__Aim of the exercise__.
Each entry below should be returned exactly as is, with the pictures removed.

__Record set__.

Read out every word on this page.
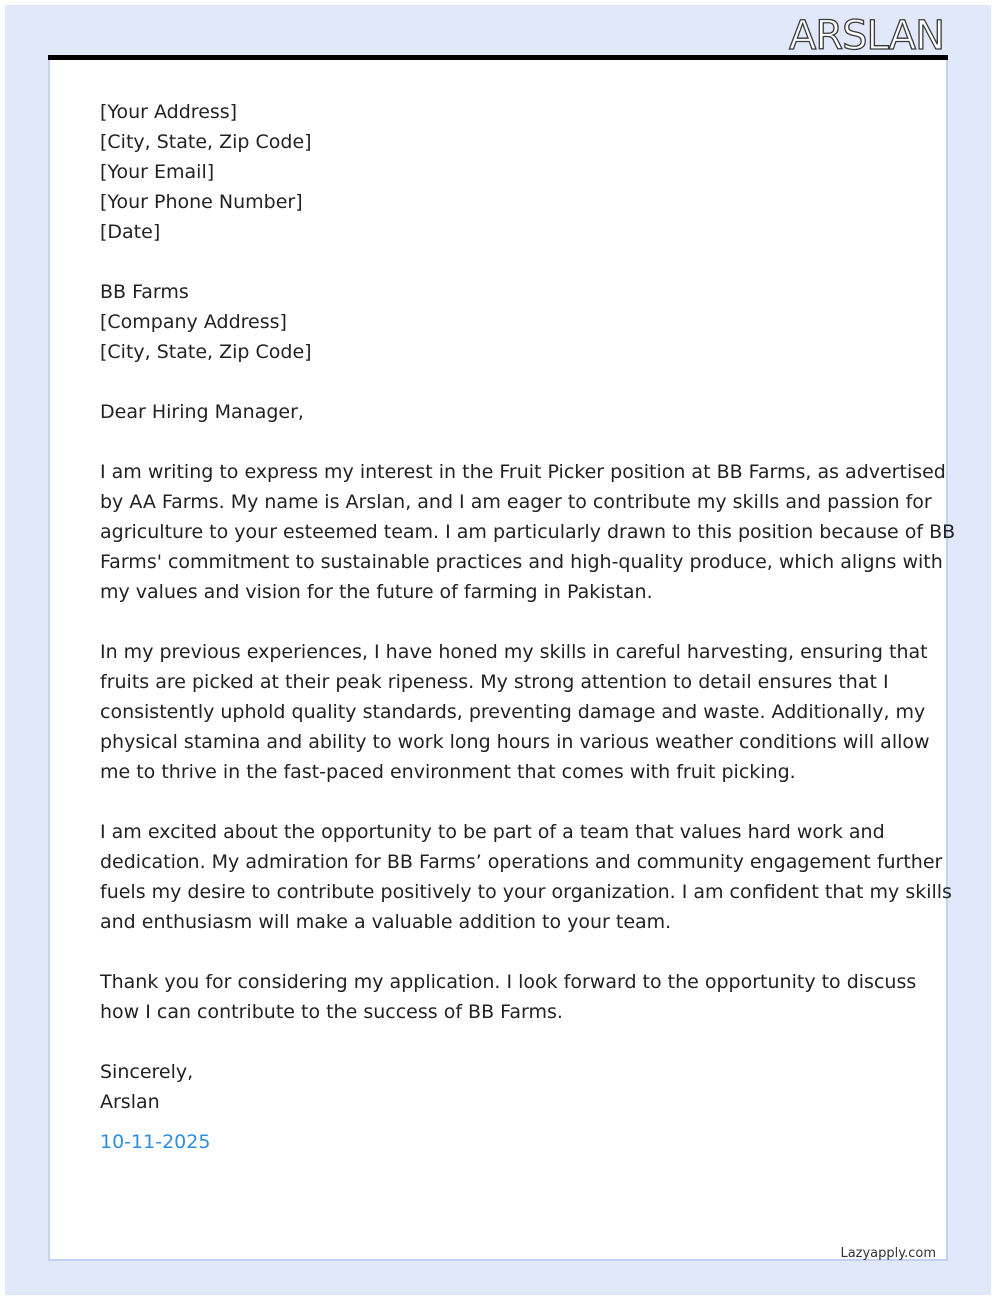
ARSLAN
[Your Address]
[City, State, Zip Code]
[Your Email]
[Your Phone Number]
[Date]
BB Farms
[Company Address]
[City, State, Zip Code]

Dear Hiring Manager,

I am writing to express my interest in the Fruit Picker position at BB Farms, as advertised
by AA Farms. My name is Arslan, and I am eager to contribute my skills and passion for
agriculture to your esteemed team. I am particularly drawn to this position because of BB
Farms' commitment to sustainable practices and high-quality produce, which aligns with
my values and vision for the future of farming in Pakistan.

In my previous experiences, I have honed my skills in careful harvesting, ensuring that
fruits are picked at their peak ripeness. My strong attention to detail ensures that I
consistently uphold quality standards, preventing damage and waste. Additionally, my
physical stamina and ability to work long hours in various weather conditions will allow
me to thrive in the fast-paced environment that comes with fruit picking.

I am excited about the opportunity to be part of a team that values hard work and
dedication. My admiration for BB Farms’ operations and community engagement further
fuels my desire to contribute positively to your organization. I am confident that my skills
and enthusiasm will make a valuable addition to your team.

Thank you for considering my application. I look forward to the opportunity to discuss
how I can contribute to the success of BB Farms.

Sincerely,
Arslan
10-11-2025
Lazyapply.com
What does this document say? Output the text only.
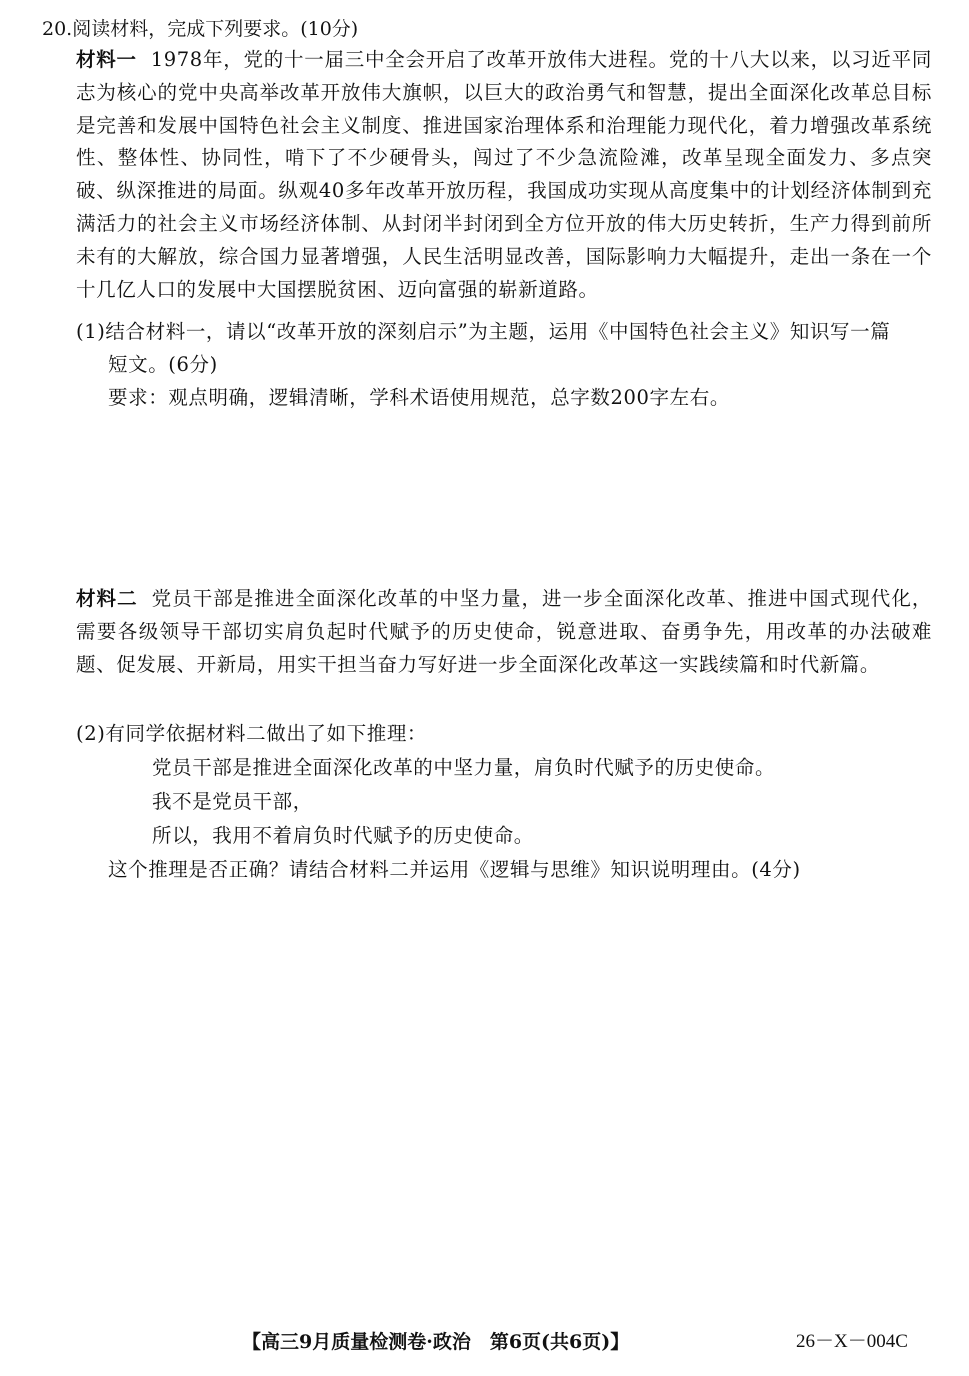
20.阅读材料，完成下列要求。(10分)
材料一 1978年，党的十一届三中全会开启了改革开放伟大进程。党的十八大以来，以习近平同志为核心的党中央高举改革开放伟大旗帜，以巨大的政治勇气和智慧，提出全面深化改革总目标是完善和发展中国特色社会主义制度、推进国家治理体系和治理能力现代化，着力增强改革系统性、整体性、协同性，啃下了不少硬骨头，闯过了不少急流险滩，改革呈现全面发力、多点突破、纵深推进的局面。纵观40多年改革开放历程，我国成功实现从高度集中的计划经济体制到充满活力的社会主义市场经济体制、从封闭半封闭到全方位开放的伟大历史转折，生产力得到前所未有的大解放，综合国力显著增强，人民生活明显改善，国际影响力大幅提升，走出一条在一个十几亿人口的发展中大国摆脱贫困、迈向富强的崭新道路。
(1)结合材料一，请以“改革开放的深刻启示”为主题，运用《中国特色社会主义》知识写一篇
短文。(6分)
要求：观点明确，逻辑清晰，学科术语使用规范，总字数200字左右。
材料二 党员干部是推进全面深化改革的中坚力量，进一步全面深化改革、推进中国式现代化，需要各级领导干部切实肩负起时代赋予的历史使命，锐意进取、奋勇争先，用改革的办法破难题、促发展、开新局，用实干担当奋力写好进一步全面深化改革这一实践续篇和时代新篇。
(2)有同学依据材料二做出了如下推理：
党员干部是推进全面深化改革的中坚力量，肩负时代赋予的历史使命。
我不是党员干部，
所以，我用不着肩负时代赋予的历史使命。
这个推理是否正确？请结合材料二并运用《逻辑与思维》知识说明理由。(4分)
【高三9月质量检测卷·政治　第6页(共6页)】	26－X－004C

__Written response__.
Read out every word on this page.
ARSLAN
[Your Address]
[City, State, Zip Code]
[Your Email]
[Your Phone Number]
[Date]
BB Farms
[Company Address]
[City, State, Zip Code]

Dear Hiring Manager,

I am writing to express my interest in the Fruit Picker position at BB Farms, as advertised
by AA Farms. My name is Arslan, and I am eager to contribute my skills and passion for
agriculture to your esteemed team. I am particularly drawn to this position because of BB
Farms' commitment to sustainable practices and high-quality produce, which aligns with
my values and vision for the future of farming in Pakistan.

In my previous experiences, I have honed my skills in careful harvesting, ensuring that
fruits are picked at their peak ripeness. My strong attention to detail ensures that I
consistently uphold quality standards, preventing damage and waste. Additionally, my
physical stamina and ability to work long hours in various weather conditions will allow
me to thrive in the fast-paced environment that comes with fruit picking.

I am excited about the opportunity to be part of a team that values hard work and
dedication. My admiration for BB Farms’ operations and community engagement further
fuels my desire to contribute positively to your organization. I am confident that my skills
and enthusiasm will make a valuable addition to your team.

Thank you for considering my application. I look forward to the opportunity to discuss
how I can contribute to the success of BB Farms.

Sincerely,
Arslan
10-11-2025
Lazyapply.com
What does this document say? Output the text only.
20.阅读材料，完成下列要求。(10分)
材料一 1978年，党的十一届三中全会开启了改革开放伟大进程。党的十八大以来，以习近平同志为核心的党中央高举改革开放伟大旗帜，以巨大的政治勇气和智慧，提出全面深化改革总目标是完善和发展中国特色社会主义制度、推进国家治理体系和治理能力现代化，着力增强改革系统性、整体性、协同性，啃下了不少硬骨头，闯过了不少急流险滩，改革呈现全面发力、多点突破、纵深推进的局面。纵观40多年改革开放历程，我国成功实现从高度集中的计划经济体制到充满活力的社会主义市场经济体制、从封闭半封闭到全方位开放的伟大历史转折，生产力得到前所未有的大解放，综合国力显著增强，人民生活明显改善，国际影响力大幅提升，走出一条在一个十几亿人口的发展中大国摆脱贫困、迈向富强的崭新道路。
(1)结合材料一，请以“改革开放的深刻启示”为主题，运用《中国特色社会主义》知识写一篇
短文。(6分)
要求：观点明确，逻辑清晰，学科术语使用规范，总字数200字左右。
材料二 党员干部是推进全面深化改革的中坚力量，进一步全面深化改革、推进中国式现代化，需要各级领导干部切实肩负起时代赋予的历史使命，锐意进取、奋勇争先，用改革的办法破难题、促发展、开新局，用实干担当奋力写好进一步全面深化改革这一实践续篇和时代新篇。
(2)有同学依据材料二做出了如下推理：
党员干部是推进全面深化改革的中坚力量，肩负时代赋予的历史使命。
我不是党员干部，
所以，我用不着肩负时代赋予的历史使命。
这个推理是否正确？请结合材料二并运用《逻辑与思维》知识说明理由。(4分)
【高三9月质量检测卷·政治　第6页(共6页)】	26－X－004C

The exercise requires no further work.